- **Aim**: Repeat every line of the data exactly, but not the pictures.
──────── Given records
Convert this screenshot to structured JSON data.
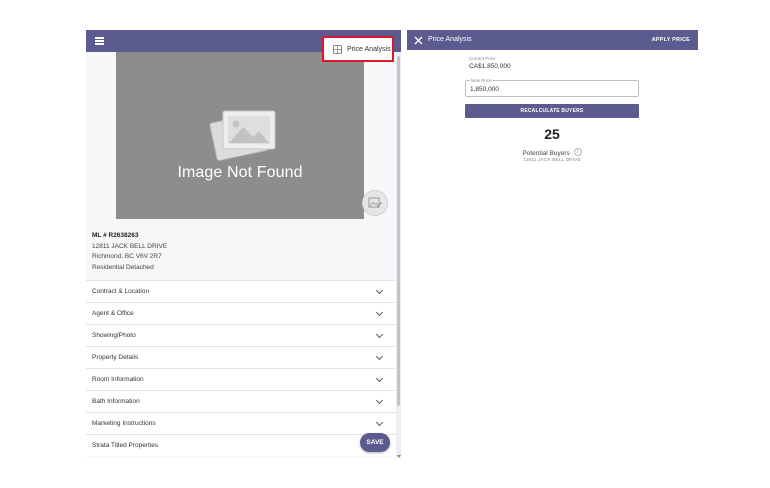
{
  "price_button": {
    "label": "Price Analysis",
    "icon": "calculator-icon"
  },
  "listing": {
    "image_caption": "Image Not Found",
    "ml_number": "ML # R2638263",
    "address_line1": "12811 JACK BELL DRIVE",
    "address_line2": "Richmond, BC V6V 2R7",
    "property_type": "Residential Detached"
  },
  "sections": [
    {
      "label": "Contract & Location"
    },
    {
      "label": "Agent & Office"
    },
    {
      "label": "Showing/Photo"
    },
    {
      "label": "Property Details"
    },
    {
      "label": "Room Information"
    },
    {
      "label": "Bath Information"
    },
    {
      "label": "Marketing Instructions"
    },
    {
      "label": "Strata Titled Properties"
    }
  ],
  "save_label": "SAVE",
  "analysis": {
    "title": "Price Analysis",
    "apply_label": "APPLY PRICE",
    "current_price_label": "Current Price",
    "current_price_value": "CA$1,850,000",
    "new_price_label": "New Price",
    "new_price_value": "1,850,000",
    "recalc_label": "RECALCULATE BUYERS",
    "buyer_count": "25",
    "buyers_label": "Potential Buyers",
    "info_glyph": "i",
    "address": "12811 JACK BELL DRIVE"
  },
  "colors": {
    "header": "#5c5b8f",
    "highlight_border": "#d8182b"
  }
}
────────────────
- **Answer for the task**:
Convert this screenshot to structured JSON data.
{
  "price_button": {
    "label": "Price Analysis",
    "icon": "calculator-icon"
  },
  "listing": {
    "image_caption": "Image Not Found",
    "ml_number": "ML # R2638263",
    "address_line1": "12811 JACK BELL DRIVE",
    "address_line2": "Richmond, BC V6V 2R7",
    "property_type": "Residential Detached"
  },
  "sections": [
    {
      "label": "Contract & Location"
    },
    {
      "label": "Agent & Office"
    },
    {
      "label": "Showing/Photo"
    },
    {
      "label": "Property Details"
    },
    {
      "label": "Room Information"
    },
    {
      "label": "Bath Information"
    },
    {
      "label": "Marketing Instructions"
    },
    {
      "label": "Strata Titled Properties"
    }
  ],
  "save_label": "SAVE",
  "analysis": {
    "title": "Price Analysis",
    "apply_label": "APPLY PRICE",
    "current_price_label": "Current Price",
    "current_price_value": "CA$1,850,000",
    "new_price_label": "New Price",
    "new_price_value": "1,850,000",
    "recalc_label": "RECALCULATE BUYERS",
    "buyer_count": "25",
    "buyers_label": "Potential Buyers",
    "info_glyph": "i",
    "address": "12811 JACK BELL DRIVE"
  },
  "colors": {
    "header": "#5c5b8f",
    "highlight_border": "#d8182b"
  }
}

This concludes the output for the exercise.